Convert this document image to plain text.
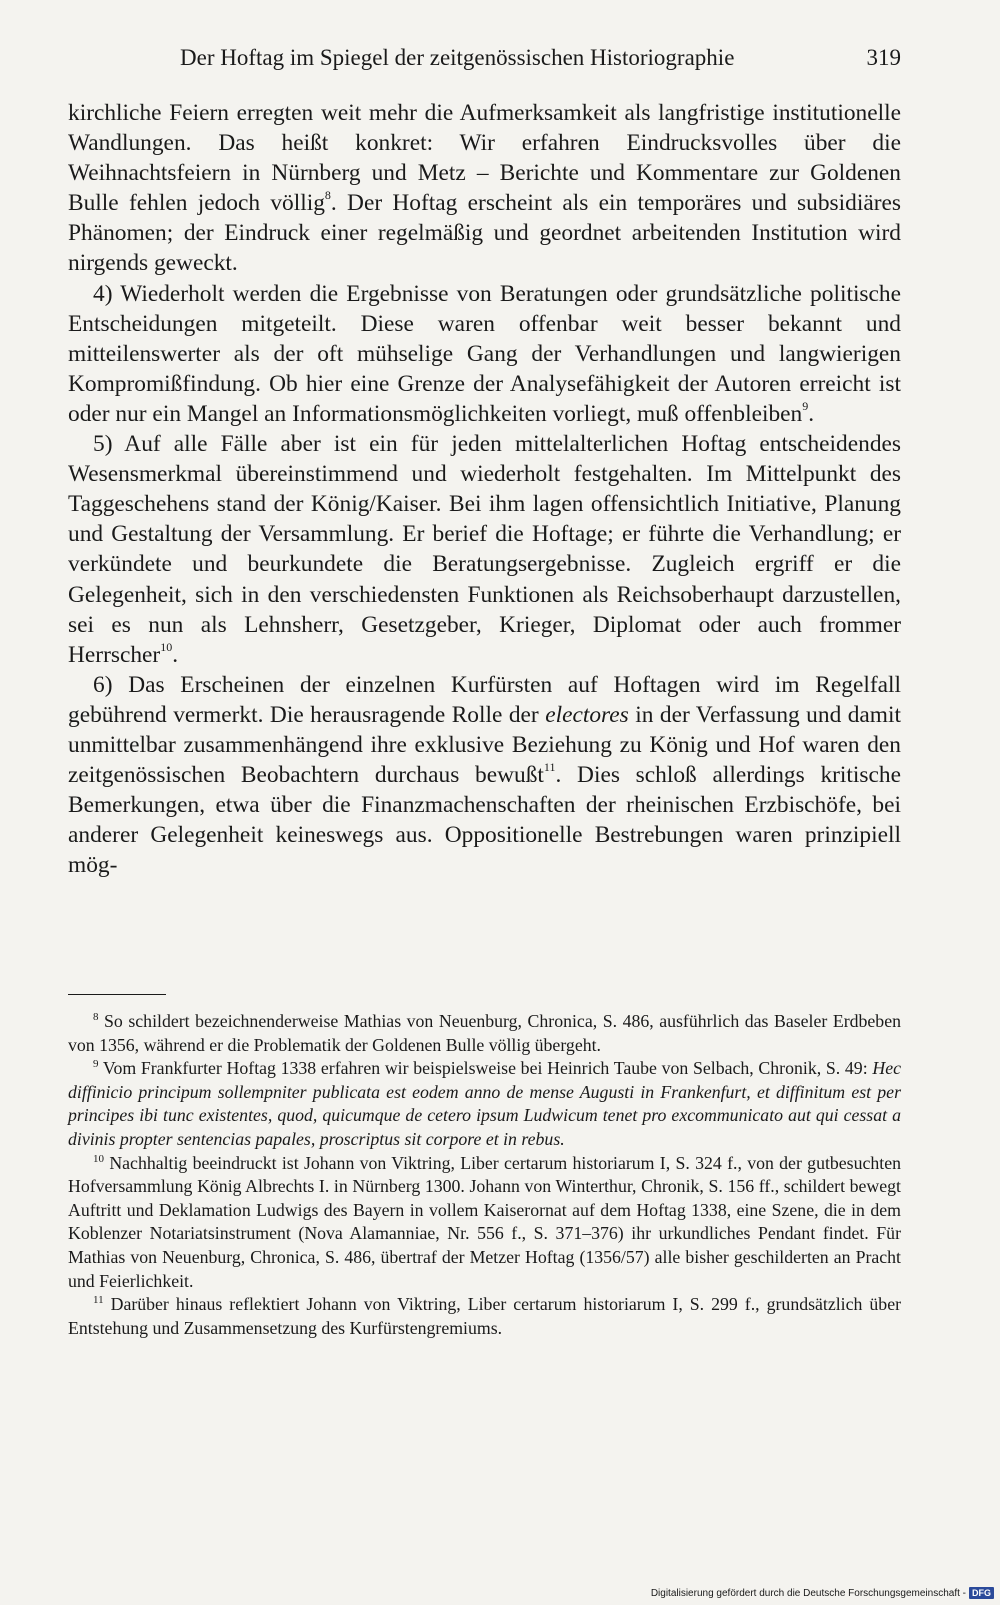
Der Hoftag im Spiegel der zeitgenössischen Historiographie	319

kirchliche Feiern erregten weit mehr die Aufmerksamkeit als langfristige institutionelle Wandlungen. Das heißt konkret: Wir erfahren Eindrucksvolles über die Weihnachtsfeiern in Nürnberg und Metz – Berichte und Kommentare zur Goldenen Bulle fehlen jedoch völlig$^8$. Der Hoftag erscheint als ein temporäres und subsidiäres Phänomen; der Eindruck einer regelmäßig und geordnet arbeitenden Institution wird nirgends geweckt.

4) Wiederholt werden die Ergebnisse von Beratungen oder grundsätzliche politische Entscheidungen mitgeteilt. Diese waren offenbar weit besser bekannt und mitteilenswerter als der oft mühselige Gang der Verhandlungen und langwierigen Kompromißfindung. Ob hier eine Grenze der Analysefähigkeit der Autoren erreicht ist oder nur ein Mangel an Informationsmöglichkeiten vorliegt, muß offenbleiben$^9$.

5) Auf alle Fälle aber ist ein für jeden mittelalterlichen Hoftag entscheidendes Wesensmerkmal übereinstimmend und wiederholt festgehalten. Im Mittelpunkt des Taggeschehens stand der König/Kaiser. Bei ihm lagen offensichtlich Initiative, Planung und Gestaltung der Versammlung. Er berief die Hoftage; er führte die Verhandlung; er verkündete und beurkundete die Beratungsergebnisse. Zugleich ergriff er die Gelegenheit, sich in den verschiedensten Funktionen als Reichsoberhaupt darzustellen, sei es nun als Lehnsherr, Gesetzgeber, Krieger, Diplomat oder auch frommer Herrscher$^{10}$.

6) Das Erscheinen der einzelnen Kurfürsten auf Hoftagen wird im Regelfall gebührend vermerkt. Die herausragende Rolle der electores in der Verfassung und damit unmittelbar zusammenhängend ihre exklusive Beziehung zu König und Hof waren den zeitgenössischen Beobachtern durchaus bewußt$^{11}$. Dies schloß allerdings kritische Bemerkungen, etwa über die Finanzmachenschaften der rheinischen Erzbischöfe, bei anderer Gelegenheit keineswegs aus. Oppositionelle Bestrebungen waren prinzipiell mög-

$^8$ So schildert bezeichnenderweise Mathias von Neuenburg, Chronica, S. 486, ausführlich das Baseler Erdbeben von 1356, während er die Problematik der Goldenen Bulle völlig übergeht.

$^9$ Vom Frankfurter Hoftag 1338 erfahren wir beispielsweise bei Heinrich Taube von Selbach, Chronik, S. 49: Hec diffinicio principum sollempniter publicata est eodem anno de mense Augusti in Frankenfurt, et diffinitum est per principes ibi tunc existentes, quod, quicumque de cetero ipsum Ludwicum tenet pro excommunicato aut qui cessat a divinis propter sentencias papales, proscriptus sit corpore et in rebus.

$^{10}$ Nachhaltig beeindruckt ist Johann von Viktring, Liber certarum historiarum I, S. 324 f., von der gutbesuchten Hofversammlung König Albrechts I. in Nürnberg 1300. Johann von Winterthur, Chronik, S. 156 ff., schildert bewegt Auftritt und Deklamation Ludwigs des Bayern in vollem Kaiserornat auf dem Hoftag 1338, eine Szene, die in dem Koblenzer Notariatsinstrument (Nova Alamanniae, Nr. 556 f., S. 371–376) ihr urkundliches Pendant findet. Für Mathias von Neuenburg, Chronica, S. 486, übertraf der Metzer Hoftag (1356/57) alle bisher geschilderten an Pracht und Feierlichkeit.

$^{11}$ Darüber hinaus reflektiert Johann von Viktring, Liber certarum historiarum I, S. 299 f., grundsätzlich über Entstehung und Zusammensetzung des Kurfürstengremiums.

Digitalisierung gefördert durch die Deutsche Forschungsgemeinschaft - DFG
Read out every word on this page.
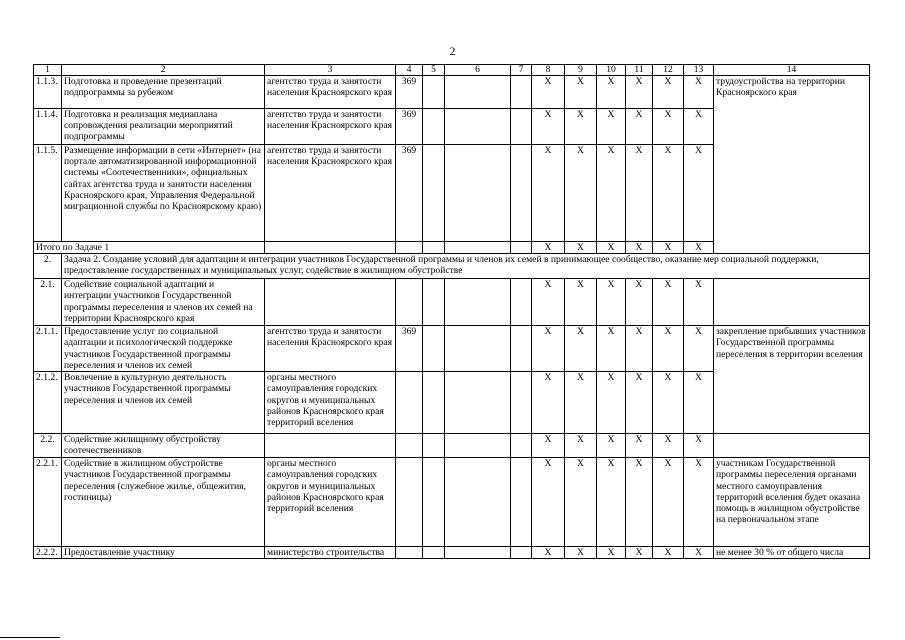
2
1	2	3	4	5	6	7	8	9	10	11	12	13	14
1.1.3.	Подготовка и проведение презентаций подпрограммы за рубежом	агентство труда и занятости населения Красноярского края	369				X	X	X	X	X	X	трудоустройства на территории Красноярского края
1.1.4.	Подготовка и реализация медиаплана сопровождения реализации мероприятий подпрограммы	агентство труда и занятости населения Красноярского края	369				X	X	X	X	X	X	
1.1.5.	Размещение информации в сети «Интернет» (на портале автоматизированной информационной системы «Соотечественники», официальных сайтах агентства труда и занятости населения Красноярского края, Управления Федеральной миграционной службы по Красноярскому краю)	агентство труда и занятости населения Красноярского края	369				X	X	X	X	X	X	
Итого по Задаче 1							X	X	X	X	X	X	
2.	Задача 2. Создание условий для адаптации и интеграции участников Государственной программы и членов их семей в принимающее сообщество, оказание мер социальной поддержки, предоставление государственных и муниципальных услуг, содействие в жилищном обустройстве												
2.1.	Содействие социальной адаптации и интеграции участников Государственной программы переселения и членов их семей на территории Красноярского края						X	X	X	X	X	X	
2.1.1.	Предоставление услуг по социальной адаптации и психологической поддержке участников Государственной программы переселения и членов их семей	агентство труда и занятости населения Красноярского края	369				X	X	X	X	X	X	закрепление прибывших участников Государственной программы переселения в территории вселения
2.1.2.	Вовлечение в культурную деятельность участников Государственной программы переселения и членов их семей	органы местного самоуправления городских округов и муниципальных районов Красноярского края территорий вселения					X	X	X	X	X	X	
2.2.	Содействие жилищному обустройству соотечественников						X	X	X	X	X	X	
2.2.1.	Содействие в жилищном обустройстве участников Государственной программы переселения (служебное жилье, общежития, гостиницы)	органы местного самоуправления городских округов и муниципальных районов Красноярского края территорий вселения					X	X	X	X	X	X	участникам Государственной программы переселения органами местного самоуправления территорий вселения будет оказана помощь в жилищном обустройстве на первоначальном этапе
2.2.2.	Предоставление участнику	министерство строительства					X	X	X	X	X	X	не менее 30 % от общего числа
...
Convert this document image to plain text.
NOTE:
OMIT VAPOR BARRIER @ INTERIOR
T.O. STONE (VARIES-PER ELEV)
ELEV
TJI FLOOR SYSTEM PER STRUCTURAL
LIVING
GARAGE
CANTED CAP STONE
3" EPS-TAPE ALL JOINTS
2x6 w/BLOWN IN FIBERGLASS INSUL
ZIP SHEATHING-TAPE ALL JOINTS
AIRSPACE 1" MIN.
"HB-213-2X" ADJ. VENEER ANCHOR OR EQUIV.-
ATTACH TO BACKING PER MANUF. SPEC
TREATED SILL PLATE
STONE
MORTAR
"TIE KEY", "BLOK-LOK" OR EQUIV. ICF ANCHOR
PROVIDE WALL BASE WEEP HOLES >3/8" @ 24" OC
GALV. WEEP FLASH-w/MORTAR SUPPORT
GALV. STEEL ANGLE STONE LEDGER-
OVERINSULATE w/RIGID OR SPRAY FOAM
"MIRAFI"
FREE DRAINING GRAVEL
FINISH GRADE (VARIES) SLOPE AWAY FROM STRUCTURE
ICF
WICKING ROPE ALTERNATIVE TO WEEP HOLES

• [EXERCISE DIRECTIONS]
Show each line of the listing that holds the string "Подготовка".

• [WRITTEN REPLY]
1.1.3.	Подготовка и проведение презентаций подпрограммы за рубежом	агентство труда и занятости населения Красноярского края	369				X	X	X	X	X	X	трудоустройства на территории Красноярского края
1.1.4.	Подготовка и реализация медиаплана сопровождения реализации мероприятий подпрограммы	агентство труда и занятости населения Красноярского края	369				X	X	X	X	X	X	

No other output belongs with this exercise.